== Problem to solve ==
Search the material for the word "Katty" and report each line where it turns up.

--- START OF Entries supplied ---

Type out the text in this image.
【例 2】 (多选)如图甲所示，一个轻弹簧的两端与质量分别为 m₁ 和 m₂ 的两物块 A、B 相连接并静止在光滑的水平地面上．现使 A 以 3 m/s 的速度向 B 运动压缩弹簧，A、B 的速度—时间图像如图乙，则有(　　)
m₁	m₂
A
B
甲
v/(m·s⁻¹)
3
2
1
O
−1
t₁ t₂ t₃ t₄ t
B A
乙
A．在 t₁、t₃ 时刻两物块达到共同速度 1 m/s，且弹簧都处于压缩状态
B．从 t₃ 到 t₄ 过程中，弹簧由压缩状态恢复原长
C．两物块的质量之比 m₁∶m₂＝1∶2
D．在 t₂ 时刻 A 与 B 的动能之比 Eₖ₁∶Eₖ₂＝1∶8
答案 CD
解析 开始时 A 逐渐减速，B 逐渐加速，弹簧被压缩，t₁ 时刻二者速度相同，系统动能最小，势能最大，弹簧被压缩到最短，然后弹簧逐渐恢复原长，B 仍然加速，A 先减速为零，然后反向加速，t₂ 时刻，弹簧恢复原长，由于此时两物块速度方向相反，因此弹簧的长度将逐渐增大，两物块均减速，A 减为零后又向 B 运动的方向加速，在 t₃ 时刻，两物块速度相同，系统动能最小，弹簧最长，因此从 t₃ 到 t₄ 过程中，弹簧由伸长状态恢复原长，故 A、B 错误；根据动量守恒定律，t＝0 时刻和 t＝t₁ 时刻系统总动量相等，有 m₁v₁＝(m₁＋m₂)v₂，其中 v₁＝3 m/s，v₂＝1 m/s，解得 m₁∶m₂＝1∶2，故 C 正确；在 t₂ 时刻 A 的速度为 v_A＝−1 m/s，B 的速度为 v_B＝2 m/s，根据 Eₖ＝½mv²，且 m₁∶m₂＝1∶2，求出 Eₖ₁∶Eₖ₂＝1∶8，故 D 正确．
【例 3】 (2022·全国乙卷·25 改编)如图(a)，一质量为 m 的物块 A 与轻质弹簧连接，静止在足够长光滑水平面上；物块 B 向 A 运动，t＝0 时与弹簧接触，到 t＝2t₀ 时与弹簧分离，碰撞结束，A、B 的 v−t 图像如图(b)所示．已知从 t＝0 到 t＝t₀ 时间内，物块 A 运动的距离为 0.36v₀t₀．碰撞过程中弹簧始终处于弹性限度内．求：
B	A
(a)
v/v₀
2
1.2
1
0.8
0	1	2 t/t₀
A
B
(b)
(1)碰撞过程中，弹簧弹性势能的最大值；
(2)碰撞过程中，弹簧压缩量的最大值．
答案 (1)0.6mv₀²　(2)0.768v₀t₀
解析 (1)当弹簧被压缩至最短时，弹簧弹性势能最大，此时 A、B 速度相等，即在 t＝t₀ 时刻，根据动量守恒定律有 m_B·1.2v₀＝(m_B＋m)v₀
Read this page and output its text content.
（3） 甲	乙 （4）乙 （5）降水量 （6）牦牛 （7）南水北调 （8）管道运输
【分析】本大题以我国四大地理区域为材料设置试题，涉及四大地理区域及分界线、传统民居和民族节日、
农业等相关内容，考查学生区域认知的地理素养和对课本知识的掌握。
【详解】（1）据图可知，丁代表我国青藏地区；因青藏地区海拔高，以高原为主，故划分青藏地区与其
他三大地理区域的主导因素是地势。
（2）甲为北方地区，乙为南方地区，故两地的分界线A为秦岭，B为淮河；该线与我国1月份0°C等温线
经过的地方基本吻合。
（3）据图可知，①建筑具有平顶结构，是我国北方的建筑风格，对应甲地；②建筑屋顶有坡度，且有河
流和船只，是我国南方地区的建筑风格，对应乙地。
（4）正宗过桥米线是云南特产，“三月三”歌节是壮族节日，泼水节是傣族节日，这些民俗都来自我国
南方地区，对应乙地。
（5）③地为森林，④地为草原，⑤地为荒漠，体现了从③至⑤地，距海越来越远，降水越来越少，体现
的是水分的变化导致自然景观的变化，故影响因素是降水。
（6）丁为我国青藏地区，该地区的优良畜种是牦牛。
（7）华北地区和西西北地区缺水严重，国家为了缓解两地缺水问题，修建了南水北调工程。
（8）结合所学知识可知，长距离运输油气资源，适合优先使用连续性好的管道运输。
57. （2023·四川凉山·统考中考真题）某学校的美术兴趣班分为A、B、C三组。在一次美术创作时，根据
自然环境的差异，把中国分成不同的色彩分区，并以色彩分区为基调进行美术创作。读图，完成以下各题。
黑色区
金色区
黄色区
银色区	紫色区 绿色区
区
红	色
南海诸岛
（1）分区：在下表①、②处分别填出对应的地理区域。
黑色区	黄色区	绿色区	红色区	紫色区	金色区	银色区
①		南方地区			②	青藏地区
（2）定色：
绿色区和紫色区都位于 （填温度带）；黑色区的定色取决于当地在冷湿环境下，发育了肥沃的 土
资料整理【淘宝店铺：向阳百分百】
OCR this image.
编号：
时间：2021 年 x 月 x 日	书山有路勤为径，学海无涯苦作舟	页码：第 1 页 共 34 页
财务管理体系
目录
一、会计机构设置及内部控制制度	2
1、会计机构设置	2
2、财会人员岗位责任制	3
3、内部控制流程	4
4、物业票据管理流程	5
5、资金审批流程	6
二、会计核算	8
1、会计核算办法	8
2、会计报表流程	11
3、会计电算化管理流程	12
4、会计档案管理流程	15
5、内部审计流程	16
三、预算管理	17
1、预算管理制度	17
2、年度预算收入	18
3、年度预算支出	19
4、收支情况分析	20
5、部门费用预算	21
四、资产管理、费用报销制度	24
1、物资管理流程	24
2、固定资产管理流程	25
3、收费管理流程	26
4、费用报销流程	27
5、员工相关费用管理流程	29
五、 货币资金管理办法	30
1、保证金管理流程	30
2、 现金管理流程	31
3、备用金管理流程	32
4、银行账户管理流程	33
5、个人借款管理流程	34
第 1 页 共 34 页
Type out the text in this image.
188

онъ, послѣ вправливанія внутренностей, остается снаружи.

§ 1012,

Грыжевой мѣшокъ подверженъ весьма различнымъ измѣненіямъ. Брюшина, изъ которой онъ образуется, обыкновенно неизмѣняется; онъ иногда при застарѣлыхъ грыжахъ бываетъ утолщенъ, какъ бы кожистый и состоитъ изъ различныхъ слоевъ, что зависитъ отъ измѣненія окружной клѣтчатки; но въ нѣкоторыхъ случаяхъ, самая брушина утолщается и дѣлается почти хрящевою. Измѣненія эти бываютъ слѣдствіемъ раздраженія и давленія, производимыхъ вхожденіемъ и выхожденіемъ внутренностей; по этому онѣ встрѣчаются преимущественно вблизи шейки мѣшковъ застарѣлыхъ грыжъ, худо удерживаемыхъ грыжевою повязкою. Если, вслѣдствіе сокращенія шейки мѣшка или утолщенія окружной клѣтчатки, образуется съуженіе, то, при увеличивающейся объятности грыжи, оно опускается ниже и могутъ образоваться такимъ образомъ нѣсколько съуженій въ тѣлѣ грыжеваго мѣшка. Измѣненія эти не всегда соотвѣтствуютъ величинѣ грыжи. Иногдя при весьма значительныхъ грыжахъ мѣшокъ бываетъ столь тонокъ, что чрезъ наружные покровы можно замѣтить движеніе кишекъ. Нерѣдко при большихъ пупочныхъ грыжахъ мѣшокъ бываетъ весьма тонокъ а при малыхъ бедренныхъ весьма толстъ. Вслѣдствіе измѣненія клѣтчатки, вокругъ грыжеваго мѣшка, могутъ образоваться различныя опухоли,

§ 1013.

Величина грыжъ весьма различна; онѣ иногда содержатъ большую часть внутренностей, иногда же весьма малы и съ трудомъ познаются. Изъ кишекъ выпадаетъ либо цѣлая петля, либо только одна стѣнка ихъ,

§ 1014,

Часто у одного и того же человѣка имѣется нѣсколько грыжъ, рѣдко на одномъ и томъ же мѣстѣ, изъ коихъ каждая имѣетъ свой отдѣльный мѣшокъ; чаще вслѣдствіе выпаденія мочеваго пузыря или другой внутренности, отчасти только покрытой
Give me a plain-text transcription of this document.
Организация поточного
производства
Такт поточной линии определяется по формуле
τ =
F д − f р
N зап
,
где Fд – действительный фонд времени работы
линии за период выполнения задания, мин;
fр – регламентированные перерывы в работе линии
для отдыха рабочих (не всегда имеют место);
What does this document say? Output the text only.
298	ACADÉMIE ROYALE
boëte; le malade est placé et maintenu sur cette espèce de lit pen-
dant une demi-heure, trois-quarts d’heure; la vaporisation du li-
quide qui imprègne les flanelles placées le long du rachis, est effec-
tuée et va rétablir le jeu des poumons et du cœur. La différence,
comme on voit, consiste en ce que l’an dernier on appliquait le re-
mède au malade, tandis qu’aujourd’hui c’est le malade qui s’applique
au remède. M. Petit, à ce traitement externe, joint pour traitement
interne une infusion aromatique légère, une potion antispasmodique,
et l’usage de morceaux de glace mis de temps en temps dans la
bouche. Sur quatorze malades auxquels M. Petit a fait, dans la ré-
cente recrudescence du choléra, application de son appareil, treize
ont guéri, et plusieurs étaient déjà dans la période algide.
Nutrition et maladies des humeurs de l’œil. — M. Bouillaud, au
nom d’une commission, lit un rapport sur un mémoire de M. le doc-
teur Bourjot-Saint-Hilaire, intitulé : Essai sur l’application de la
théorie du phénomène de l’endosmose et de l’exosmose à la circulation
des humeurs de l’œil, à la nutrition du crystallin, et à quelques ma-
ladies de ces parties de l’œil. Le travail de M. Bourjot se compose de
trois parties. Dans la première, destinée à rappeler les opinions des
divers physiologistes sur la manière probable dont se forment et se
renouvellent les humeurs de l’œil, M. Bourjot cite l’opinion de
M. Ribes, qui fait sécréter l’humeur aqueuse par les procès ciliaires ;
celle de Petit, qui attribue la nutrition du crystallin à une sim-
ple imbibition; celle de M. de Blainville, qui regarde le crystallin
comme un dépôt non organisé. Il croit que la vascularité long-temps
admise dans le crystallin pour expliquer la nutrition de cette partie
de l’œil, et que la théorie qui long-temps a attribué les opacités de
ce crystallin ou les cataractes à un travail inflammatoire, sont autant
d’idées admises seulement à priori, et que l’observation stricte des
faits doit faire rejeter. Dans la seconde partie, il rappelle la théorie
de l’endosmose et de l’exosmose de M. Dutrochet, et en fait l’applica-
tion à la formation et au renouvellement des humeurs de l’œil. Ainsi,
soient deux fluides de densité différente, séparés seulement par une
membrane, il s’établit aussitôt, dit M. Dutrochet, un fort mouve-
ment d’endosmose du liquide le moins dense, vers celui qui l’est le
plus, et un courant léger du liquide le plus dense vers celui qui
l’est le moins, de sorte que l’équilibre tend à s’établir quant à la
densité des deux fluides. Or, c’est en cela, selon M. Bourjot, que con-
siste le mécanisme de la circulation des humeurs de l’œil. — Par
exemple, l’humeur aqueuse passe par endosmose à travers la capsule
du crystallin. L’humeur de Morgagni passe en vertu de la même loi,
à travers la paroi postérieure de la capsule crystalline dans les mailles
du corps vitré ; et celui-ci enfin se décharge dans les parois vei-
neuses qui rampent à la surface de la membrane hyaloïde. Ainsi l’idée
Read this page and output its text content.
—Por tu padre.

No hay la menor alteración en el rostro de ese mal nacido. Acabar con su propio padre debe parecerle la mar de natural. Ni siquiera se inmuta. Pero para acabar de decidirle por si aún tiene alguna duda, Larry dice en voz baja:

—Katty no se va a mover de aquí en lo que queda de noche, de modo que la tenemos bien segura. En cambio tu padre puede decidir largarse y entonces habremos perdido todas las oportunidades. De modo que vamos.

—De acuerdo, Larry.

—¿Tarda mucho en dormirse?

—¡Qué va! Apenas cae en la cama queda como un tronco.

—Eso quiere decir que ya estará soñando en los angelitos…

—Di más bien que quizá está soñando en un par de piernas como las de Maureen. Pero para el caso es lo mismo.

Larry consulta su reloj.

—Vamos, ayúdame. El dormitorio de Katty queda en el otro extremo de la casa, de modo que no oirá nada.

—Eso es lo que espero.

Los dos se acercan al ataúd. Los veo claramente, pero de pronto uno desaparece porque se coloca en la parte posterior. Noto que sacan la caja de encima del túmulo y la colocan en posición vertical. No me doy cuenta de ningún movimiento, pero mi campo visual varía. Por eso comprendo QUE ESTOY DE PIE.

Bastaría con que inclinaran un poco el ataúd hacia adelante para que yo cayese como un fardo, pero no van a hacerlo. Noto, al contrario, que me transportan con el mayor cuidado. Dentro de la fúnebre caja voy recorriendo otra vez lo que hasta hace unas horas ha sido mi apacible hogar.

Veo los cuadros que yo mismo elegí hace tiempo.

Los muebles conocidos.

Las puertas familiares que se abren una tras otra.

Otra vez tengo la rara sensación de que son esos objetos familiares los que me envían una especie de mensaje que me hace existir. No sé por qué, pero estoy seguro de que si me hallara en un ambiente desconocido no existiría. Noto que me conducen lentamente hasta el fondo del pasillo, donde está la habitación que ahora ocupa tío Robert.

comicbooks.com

--- END OF Entries supplied ---

== Solution for this task ==
—Katty no se va a mover de aquí en lo que queda de noche, de modo que la tenemos bien segura. En cambio tu padre puede decidir largarse y entonces habremos perdido todas las oportunidades. De modo que vamos.
—Vamos, ayúdame. El dormitorio de Katty queda en el otro extremo de la casa, de modo que no oirá nada.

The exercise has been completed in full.